● **Direction**
Give back the full listing, character for character, with no pictures.

(Stored data)
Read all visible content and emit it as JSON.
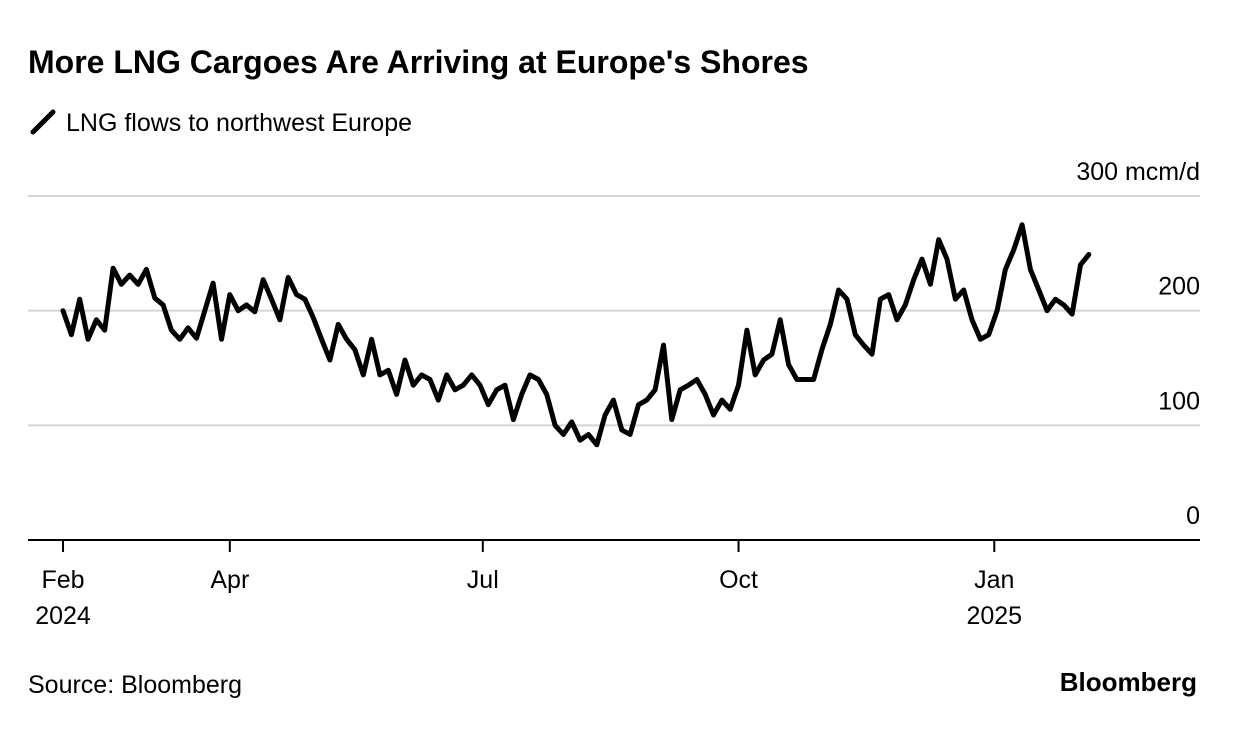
{
  "chart_data": {
    "type": "line",
    "title": "More LNG Cargoes Are Arriving at Europe's Shores",
    "source": "Source: Bloomberg",
    "brand": "Bloomberg",
    "x": [
      0,
      3,
      6,
      9,
      12,
      15,
      18,
      21,
      24,
      27,
      30,
      33,
      36,
      39,
      42,
      45,
      48,
      51,
      54,
      57,
      60,
      63,
      66,
      69,
      72,
      75,
      78,
      81,
      84,
      87,
      90,
      93,
      96,
      99,
      102,
      105,
      108,
      111,
      114,
      117,
      120,
      123,
      126,
      129,
      132,
      135,
      138,
      141,
      144,
      147,
      150,
      153,
      156,
      159,
      162,
      165,
      168,
      171,
      174,
      177,
      180,
      183,
      186,
      189,
      192,
      195,
      198,
      201,
      204,
      207,
      210,
      213,
      216,
      219,
      222,
      225,
      228,
      231,
      234,
      237,
      240,
      243,
      246,
      249,
      252,
      255,
      258,
      261,
      264,
      267,
      270,
      273,
      276,
      279,
      282,
      285,
      288,
      291,
      294,
      297,
      300,
      303,
      306,
      309,
      312,
      315,
      318,
      321,
      324,
      327,
      330,
      333,
      336,
      339,
      342,
      345,
      348,
      351,
      354,
      357,
      360,
      363,
      366,
      369
    ],
    "series": [
      {
        "name": "LNG flows to northwest Europe",
        "color": "#000000",
        "values": [
          200,
          179,
          210,
          175,
          192,
          183,
          237,
          223,
          231,
          223,
          236,
          211,
          205,
          183,
          175,
          185,
          176,
          200,
          224,
          175,
          214,
          200,
          205,
          199,
          227,
          210,
          192,
          229,
          214,
          210,
          194,
          175,
          157,
          188,
          175,
          166,
          144,
          175,
          144,
          148,
          127,
          157,
          135,
          144,
          140,
          122,
          144,
          131,
          135,
          144,
          135,
          118,
          131,
          135,
          105,
          127,
          144,
          140,
          127,
          100,
          92,
          103,
          87,
          92,
          83,
          109,
          122,
          96,
          92,
          118,
          122,
          131,
          170,
          105,
          131,
          135,
          140,
          127,
          109,
          122,
          114,
          135,
          183,
          144,
          157,
          162,
          192,
          153,
          140,
          140,
          140,
          166,
          188,
          218,
          210,
          179,
          170,
          162,
          210,
          214,
          192,
          205,
          227,
          245,
          223,
          262,
          245,
          210,
          218,
          192,
          175,
          179,
          200,
          236,
          253,
          275,
          236,
          218,
          200,
          210,
          205,
          197,
          240,
          249
        ]
      }
    ],
    "xlim": [
      -12.6,
      409
    ],
    "xticks": [
      {
        "value": 0,
        "label": "Feb\n2024"
      },
      {
        "value": 60,
        "label": "Apr"
      },
      {
        "value": 151,
        "label": "Jul"
      },
      {
        "value": 243,
        "label": "Oct"
      },
      {
        "value": 335,
        "label": "Jan\n2025"
      }
    ],
    "ylim": [
      0,
      300
    ],
    "yticks": [
      0,
      100,
      200,
      {
        "value": 300,
        "label": "300 mcm/d"
      }
    ],
    "grid": true
  }
}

● **Full solution**
Read all visible content and emit it as JSON.
{
  "chart_data": {
    "type": "line",
    "title": "More LNG Cargoes Are Arriving at Europe's Shores",
    "source": "Source: Bloomberg",
    "brand": "Bloomberg",
    "x": [
      0,
      3,
      6,
      9,
      12,
      15,
      18,
      21,
      24,
      27,
      30,
      33,
      36,
      39,
      42,
      45,
      48,
      51,
      54,
      57,
      60,
      63,
      66,
      69,
      72,
      75,
      78,
      81,
      84,
      87,
      90,
      93,
      96,
      99,
      102,
      105,
      108,
      111,
      114,
      117,
      120,
      123,
      126,
      129,
      132,
      135,
      138,
      141,
      144,
      147,
      150,
      153,
      156,
      159,
      162,
      165,
      168,
      171,
      174,
      177,
      180,
      183,
      186,
      189,
      192,
      195,
      198,
      201,
      204,
      207,
      210,
      213,
      216,
      219,
      222,
      225,
      228,
      231,
      234,
      237,
      240,
      243,
      246,
      249,
      252,
      255,
      258,
      261,
      264,
      267,
      270,
      273,
      276,
      279,
      282,
      285,
      288,
      291,
      294,
      297,
      300,
      303,
      306,
      309,
      312,
      315,
      318,
      321,
      324,
      327,
      330,
      333,
      336,
      339,
      342,
      345,
      348,
      351,
      354,
      357,
      360,
      363,
      366,
      369
    ],
    "series": [
      {
        "name": "LNG flows to northwest Europe",
        "color": "#000000",
        "values": [
          200,
          179,
          210,
          175,
          192,
          183,
          237,
          223,
          231,
          223,
          236,
          211,
          205,
          183,
          175,
          185,
          176,
          200,
          224,
          175,
          214,
          200,
          205,
          199,
          227,
          210,
          192,
          229,
          214,
          210,
          194,
          175,
          157,
          188,
          175,
          166,
          144,
          175,
          144,
          148,
          127,
          157,
          135,
          144,
          140,
          122,
          144,
          131,
          135,
          144,
          135,
          118,
          131,
          135,
          105,
          127,
          144,
          140,
          127,
          100,
          92,
          103,
          87,
          92,
          83,
          109,
          122,
          96,
          92,
          118,
          122,
          131,
          170,
          105,
          131,
          135,
          140,
          127,
          109,
          122,
          114,
          135,
          183,
          144,
          157,
          162,
          192,
          153,
          140,
          140,
          140,
          166,
          188,
          218,
          210,
          179,
          170,
          162,
          210,
          214,
          192,
          205,
          227,
          245,
          223,
          262,
          245,
          210,
          218,
          192,
          175,
          179,
          200,
          236,
          253,
          275,
          236,
          218,
          200,
          210,
          205,
          197,
          240,
          249
        ]
      }
    ],
    "xlim": [
      -12.6,
      409
    ],
    "xticks": [
      {
        "value": 0,
        "label": "Feb\n2024"
      },
      {
        "value": 60,
        "label": "Apr"
      },
      {
        "value": 151,
        "label": "Jul"
      },
      {
        "value": 243,
        "label": "Oct"
      },
      {
        "value": 335,
        "label": "Jan\n2025"
      }
    ],
    "ylim": [
      0,
      300
    ],
    "yticks": [
      0,
      100,
      200,
      {
        "value": 300,
        "label": "300 mcm/d"
      }
    ],
    "grid": true
  }
}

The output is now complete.